* Written task: Look below. Copy each line that has "Blutungen" in it.

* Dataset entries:
**********
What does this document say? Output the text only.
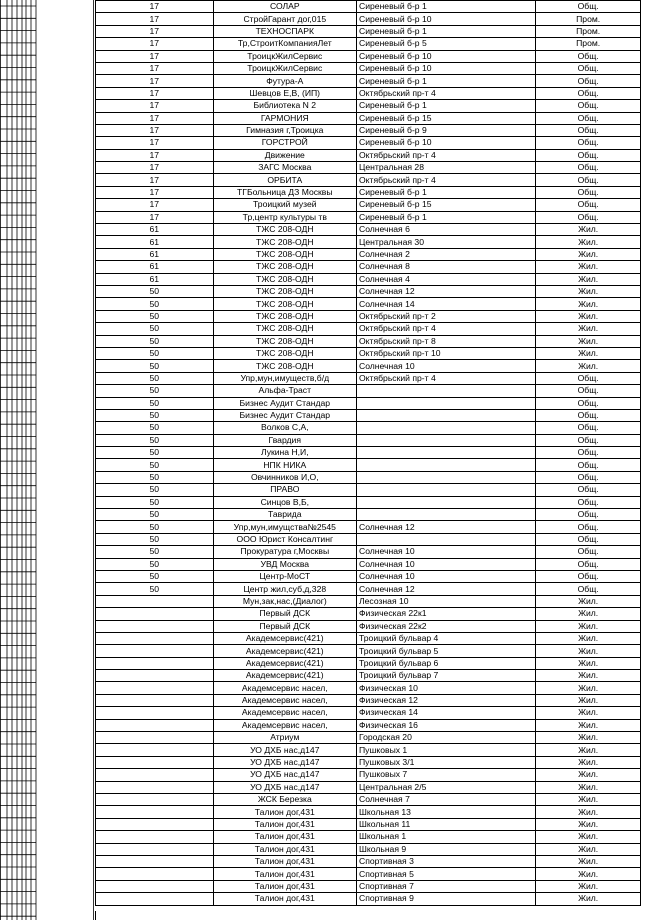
17	СОЛАР	Сиреневый б-р 1	Общ.
17	СтройГарант дог,015	Сиреневый б-р 10	Пром.
17	ТЕХНОСПАРК	Сиреневый б-р 1	Пром.
17	Тр,СтроитКомпанияЛет	Сиреневый б-р 5	Пром.
17	ТроицкЖилСервис	Сиреневый б-р 10	Общ.
17	ТроицкЖилСервис	Сиреневый б-р 10	Общ.
17	Футура-А	Сиреневый б-р 1	Общ.
17	Шевцов Е,В, (ИП)	Октябрьский пр-т 4	Общ.
17	Библиотека N 2	Сиреневый б-р 1	Общ.
17	ГАРМОНИЯ	Сиреневый б-р 15	Общ.
17	Гимназия г,Троицка	Сиреневый б-р 9	Общ.
17	ГОРСТРОЙ	Сиреневый б-р 10	Общ.
17	Движение	Октябрьский пр-т 4	Общ.
17	ЗАГС Москва	Центральная 28	Общ.
17	ОРБИТА	Октябрьский пр-т 4	Общ.
17	ТГБольница ДЗ Москвы	Сиреневый б-р 1	Общ.
17	Троицкий музей	Сиреневый б-р 15	Общ.
17	Тр,центр культуры тв	Сиреневый б-р 1	Общ.
61	ТЖС 208-ОДН	Солнечная 6	Жил.
61	ТЖС 208-ОДН	Центральная 30	Жил.
61	ТЖС 208-ОДН	Солнечная 2	Жил.
61	ТЖС 208-ОДН	Солнечная 8	Жил.
61	ТЖС 208-ОДН	Солнечная 4	Жил.
50	ТЖС 208-ОДН	Солнечная 12	Жил.
50	ТЖС 208-ОДН	Солнечная 14	Жил.
50	ТЖС 208-ОДН	Октябрьский пр-т 2	Жил.
50	ТЖС 208-ОДН	Октябрьский пр-т 4	Жил.
50	ТЖС 208-ОДН	Октябрьский пр-т 8	Жил.
50	ТЖС 208-ОДН	Октябрьский пр-т 10	Жил.
50	ТЖС 208-ОДН	Солнечная 10	Жил.
50	Упр,мун,имуществ,б/д	Октябрьский пр-т 4	Общ.
50	Альфа-Траст		Общ.
50	Бизнес Аудит Стандар		Общ.
50	Бизнес Аудит Стандар		Общ.
50	Волков С,А,		Общ.
50	Гвардия		Общ.
50	Лукина Н,И,		Общ.
50	НПК НИКА		Общ.
50	Овчинников И,О,		Общ.
50	ПРАВО		Общ.
50	Синцов В,Б,		Общ.
50	Таврида		Общ.
50	Упр,мун,имущства№2545	Солнечная 12	Общ.
50	ООО Юрист Консалтинг		Общ.
50	Прокуратура г,Москвы	Солнечная 10	Общ.
50	УВД Москва	Солнечная 10	Общ.
50	Центр-МоСТ	Солнечная 10	Общ.
50	Центр жил,суб,д,328	Солнечная 12	Общ.
	Мун,зак,нас,(Диалог)	Лесозная 10	Жил.
	Первый ДСК	Физическая 22к1	Жил.
	Первый ДСК	Физическая 22к2	Жил.
	Академсервис(421)	Троицкий бульвар 4	Жил.
	Академсервис(421)	Троицкий бульвар 5	Жил.
	Академсервис(421)	Троицкий бульвар 6	Жил.
	Академсервис(421)	Троицкий бульвар 7	Жил.
	Академсервис насел,	Физическая 10	Жил.
	Академсервис насел,	Физическая 12	Жил.
	Академсервис насел,	Физическая 14	Жил.
	Академсервис насел,	Физическая 16	Жил.
	Атриум	Городская 20	Жил.
	УО ДХБ нас,д147	Пушковых 1	Жил.
	УО ДХБ нас,д147	Пушковых 3/1	Жил.
	УО ДХБ нас,д147	Пушковых 7	Жил.
	УО ДХБ нас,д147	Центральная 2/5	Жил.
	ЖСК Березка	Солнечная 7	Жил.
	Талион дог,431	Школьная 13	Жил.
	Талион дог,431	Школьная 11	Жил.
	Талион дог,431	Школьная 1	Жил.
	Талион дог,431	Школьная 9	Жил.
	Талион дог,431	Спортивная 3	Жил.
	Талион дог,431	Спортивная 5	Жил.
	Талион дог,431	Спортивная 7	Жил.
	Талион дог,431	Спортивная 9	Жил.
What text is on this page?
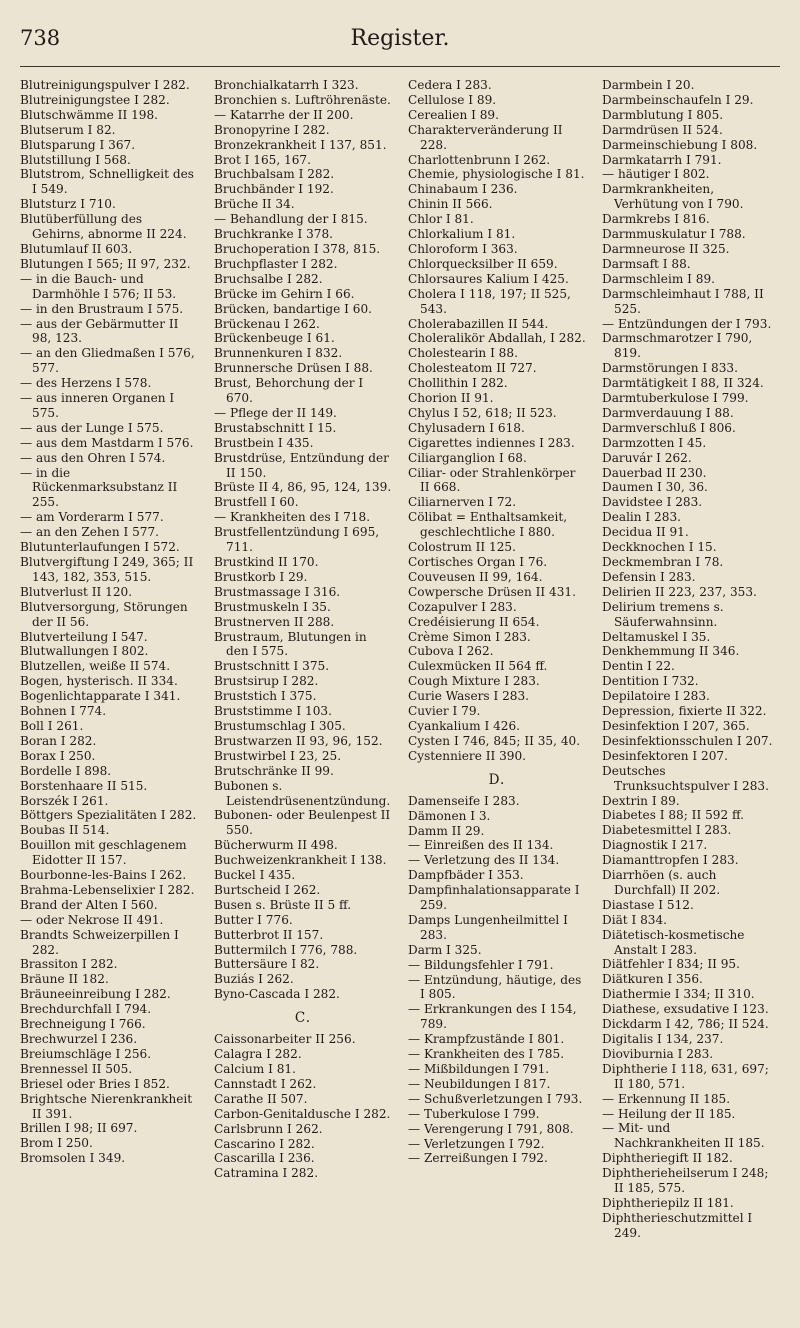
738	Register.
Blutreinigungspulver I 282.
Blutreinigungstee I 282.
Blutschwämme II 198.
Blutserum I 82.
Blutsparung I 367.
Blutstillung I 568.
Blutstrom, Schnelligkeit des I 549.
Blutsturz I 710.
Blutüberfüllung des Gehirns, abnorme II 224.
Blutumlauf II 603.
Blutungen I 565; II 97, 232.
— in die Bauch- und Darmhöhle I 576; II 53.
— in den Brustraum I 575.
— aus der Gebärmutter II 98, 123.
— an den Gliedmaßen I 576, 577.
— des Herzens I 578.
— aus inneren Organen I 575.
— aus der Lunge I 575.
— aus dem Mastdarm I 576.
— aus den Ohren I 574.
— in die Rückenmarksubstanz II 255.
— am Vorderarm I 577.
— an den Zehen I 577.
Blutunterlaufungen I 572.
Blutvergiftung I 249, 365; II 143, 182, 353, 515.
Blutverlust II 120.
Blutversorgung, Störungen der II 56.
Blutverteilung I 547.
Blutwallungen I 802.
Blutzellen, weiße II 574.
Bogen, hysterisch. II 334.
Bogenlichtapparate I 341.
Bohnen I 774.
Boll I 261.
Boran I 282.
Borax I 250.
Bordelle I 898.
Borstenhaare II 515.
Borszék I 261.
Böttgers Spezialitäten I 282.
Boubas II 514.
Bouillon mit geschlagenem Eidotter II 157.
Bourbonne-les-Bains I 262.
Brahma-Lebenselixier I 282.
Brand der Alten I 560.
— oder Nekrose II 491.
Brandts Schweizerpillen I 282.
Brassiton I 282.
Bräune II 182.
Bräuneeinreibung I 282.
Brechdurchfall I 794.
Brechneigung I 766.
Brechwurzel I 236.
Breiumschläge I 256.
Brennessel II 505.
Briesel oder Bries I 852.
Brightsche Nierenkrankheit II 391.
Brillen I 98; II 697.
Brom I 250.
Bromsolen I 349.
Bronchialkatarrh I 323.
Bronchien s. Luftröhrenäste.
— Katarrhe der II 200.
Bronopyrine I 282.
Bronzekrankheit I 137, 851.
Brot I 165, 167.
Bruchbalsam I 282.
Bruchbänder I 192.
Brüche II 34.
— Behandlung der I 815.
Bruchkranke I 378.
Bruchoperation I 378, 815.
Bruchpflaster I 282.
Bruchsalbe I 282.
Brücke im Gehirn I 66.
Brücken, bandartige I 60.
Brückenau I 262.
Brückenbeuge I 61.
Brunnenkuren I 832.
Brunnersche Drüsen I 88.
Brust, Behorchung der I 670.
— Pflege der II 149.
Brustabschnitt I 15.
Brustbein I 435.
Brustdrüse, Entzündung der II 150.
Brüste II 4, 86, 95, 124, 139.
Brustfell I 60.
— Krankheiten des I 718.
Brustfellentzündung I 695, 711.
Brustkind II 170.
Brustkorb I 29.
Brustmassage I 316.
Brustmuskeln I 35.
Brustnerven II 288.
Brustraum, Blutungen in den I 575.
Brustschnitt I 375.
Brustsirup I 282.
Bruststich I 375.
Bruststimme I 103.
Brustumschlag I 305.
Brustwarzen II 93, 96, 152.
Brustwirbel I 23, 25.
Brutschränke II 99.
Bubonen s. Leistendrüsenentzündung.
Bubonen- oder Beulenpest II 550.
Bücherwurm II 498.
Buchweizenkrankheit I 138.
Buckel I 435.
Burtscheid I 262.
Busen s. Brüste II 5 ff.
Butter I 776.
Butterbrot II 157.
Buttermilch I 776, 788.
Buttersäure I 82.
Buziás I 262.
Byno-Cascada I 282.
C.
Caissonarbeiter II 256.
Calagra I 282.
Calcium I 81.
Cannstadt I 262.
Carathe II 507.
Carbon-Genitaldusche I 282.
Carlsbrunn I 262.
Cascarino I 282.
Cascarilla I 236.
Catramina I 282.
Cedera I 283.
Cellulose I 89.
Cerealien I 89.
Charakterveränderung II 228.
Charlottenbrunn I 262.
Chemie, physiologische I 81.
Chinabaum I 236.
Chinin II 566.
Chlor I 81.
Chlorkalium I 81.
Chloroform I 363.
Chlorquecksilber II 659.
Chlorsaures Kalium I 425.
Cholera I 118, 197; II 525, 543.
Cholerabazillen II 544.
Choleralikör Abdallah, I 282.
Cholestearin I 88.
Cholesteatom II 727.
Chollithin I 282.
Chorion II 91.
Chylus I 52, 618; II 523.
Chylusadern I 618.
Cigarettes indiennes I 283.
Ciliarganglion I 68.
Ciliar- oder Strahlenkörper II 668.
Ciliarnerven I 72.
Cölibat = Enthaltsamkeit, geschlechtliche I 880.
Colostrum II 125.
Cortisches Organ I 76.
Couveusen II 99, 164.
Cowpersche Drüsen II 431.
Cozapulver I 283.
Credéisierung II 654.
Crème Simon I 283.
Cubova I 262.
Culexmücken II 564 ff.
Cough Mixture I 283.
Curie Wasers I 283.
Cuvier I 79.
Cyankalium I 426.
Cysten I 746, 845; II 35, 40.
Cystenniere II 390.
D.
Damenseife I 283.
Dämonen I 3.
Damm II 29.
— Einreißen des II 134.
— Verletzung des II 134.
Dampfbäder I 353.
Dampfinhalationsapparate I 259.
Damps Lungenheilmittel I 283.
Darm I 325.
— Bildungsfehler I 791.
— Entzündung, häutige, des I 805.
— Erkrankungen des I 154, 789.
— Krampfzustände I 801.
— Krankheiten des I 785.
— Mißbildungen I 791.
— Neubildungen I 817.
— Schußverletzungen I 793.
— Tuberkulose I 799.
— Verengerung I 791, 808.
— Verletzungen I 792.
— Zerreißungen I 792.
Darmbein I 20.
Darmbeinschaufeln I 29.
Darmblutung I 805.
Darmdrüsen II 524.
Darmeinschiebung I 808.
Darmkatarrh I 791.
— häutiger I 802.
Darmkrankheiten, Verhütung von I 790.
Darmkrebs I 816.
Darmmuskulatur I 788.
Darmneurose II 325.
Darmsaft I 88.
Darmschleim I 89.
Darmschleimhaut I 788, II 525.
— Entzündungen der I 793.
Darmschmarotzer I 790, 819.
Darmstörungen I 833.
Darmtätigkeit I 88, II 324.
Darmtuberkulose I 799.
Darmverdauung I 88.
Darmverschluß I 806.
Darmzotten I 45.
Daruvár I 262.
Dauerbad II 230.
Daumen I 30, 36.
Davidstee I 283.
Dealin I 283.
Decidua II 91.
Deckknochen I 15.
Deckmembran I 78.
Defensin I 283.
Delirien II 223, 237, 353.
Delirium tremens s. Säuferwahnsinn.
Deltamuskel I 35.
Denkhemmung II 346.
Dentin I 22.
Dentition I 732.
Depilatoire I 283.
Depression, fixierte II 322.
Desinfektion I 207, 365.
Desinfektionsschulen I 207.
Desinfektoren I 207.
Deutsches Trunksuchtspulver I 283.
Dextrin I 89.
Diabetes I 88; II 592 ff.
Diabetesmittel I 283.
Diagnostik I 217.
Diamanttropfen I 283.
Diarrhöen (s. auch Durchfall) II 202.
Diastase I 512.
Diät I 834.
Diätetisch-kosmetische Anstalt I 283.
Diätfehler I 834; II 95.
Diätkuren I 356.
Diathermie I 334; II 310.
Diathese, exsudative I 123.
Dickdarm I 42, 786; II 524.
Digitalis I 134, 237.
Dioviburnia I 283.
Diphtherie I 118, 631, 697; II 180, 571.
— Erkennung II 185.
— Heilung der II 185.
— Mit- und Nachkrankheiten II 185.
Diphtheriegift II 182.
Diphtherieheilserum I 248; II 185, 575.
Diphtheriepilz II 181.
Diphtherieschutzmittel I 249.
**********
* Full answer:
Blutungen I 565; II 97, 232.
Brustraum, Blutungen in den I 575.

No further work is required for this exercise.